» DATA SUPPLIED
..........
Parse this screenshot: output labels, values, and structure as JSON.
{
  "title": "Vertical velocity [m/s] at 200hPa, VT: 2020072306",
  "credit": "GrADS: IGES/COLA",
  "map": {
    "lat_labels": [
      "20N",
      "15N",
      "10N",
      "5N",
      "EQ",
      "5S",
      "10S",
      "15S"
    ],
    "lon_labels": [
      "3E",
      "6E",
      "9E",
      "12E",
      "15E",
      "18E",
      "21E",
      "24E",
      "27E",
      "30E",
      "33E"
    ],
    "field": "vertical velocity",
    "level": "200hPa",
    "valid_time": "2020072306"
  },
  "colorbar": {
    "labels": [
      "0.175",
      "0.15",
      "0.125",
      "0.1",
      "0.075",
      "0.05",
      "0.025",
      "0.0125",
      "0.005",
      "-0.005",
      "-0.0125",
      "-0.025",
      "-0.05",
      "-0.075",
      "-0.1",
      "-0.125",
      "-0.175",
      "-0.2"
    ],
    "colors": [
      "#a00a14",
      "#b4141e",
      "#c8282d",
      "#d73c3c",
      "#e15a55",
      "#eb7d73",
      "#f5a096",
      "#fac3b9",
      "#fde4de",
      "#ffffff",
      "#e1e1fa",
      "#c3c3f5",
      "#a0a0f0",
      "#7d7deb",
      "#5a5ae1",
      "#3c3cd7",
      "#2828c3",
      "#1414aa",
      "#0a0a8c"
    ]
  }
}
..........
Reproduce the complete set of lines precisely as supplied.

» SOLUTION
Parse this screenshot: output labels, values, and structure as JSON.
{
  "title": "Vertical velocity [m/s] at 200hPa, VT: 2020072306",
  "credit": "GrADS: IGES/COLA",
  "map": {
    "lat_labels": [
      "20N",
      "15N",
      "10N",
      "5N",
      "EQ",
      "5S",
      "10S",
      "15S"
    ],
    "lon_labels": [
      "3E",
      "6E",
      "9E",
      "12E",
      "15E",
      "18E",
      "21E",
      "24E",
      "27E",
      "30E",
      "33E"
    ],
    "field": "vertical velocity",
    "level": "200hPa",
    "valid_time": "2020072306"
  },
  "colorbar": {
    "labels": [
      "0.175",
      "0.15",
      "0.125",
      "0.1",
      "0.075",
      "0.05",
      "0.025",
      "0.0125",
      "0.005",
      "-0.005",
      "-0.0125",
      "-0.025",
      "-0.05",
      "-0.075",
      "-0.1",
      "-0.125",
      "-0.175",
      "-0.2"
    ],
    "colors": [
      "#a00a14",
      "#b4141e",
      "#c8282d",
      "#d73c3c",
      "#e15a55",
      "#eb7d73",
      "#f5a096",
      "#fac3b9",
      "#fde4de",
      "#ffffff",
      "#e1e1fa",
      "#c3c3f5",
      "#a0a0f0",
      "#7d7deb",
      "#5a5ae1",
      "#3c3cd7",
      "#2828c3",
      "#1414aa",
      "#0a0a8c"
    ]
  }
}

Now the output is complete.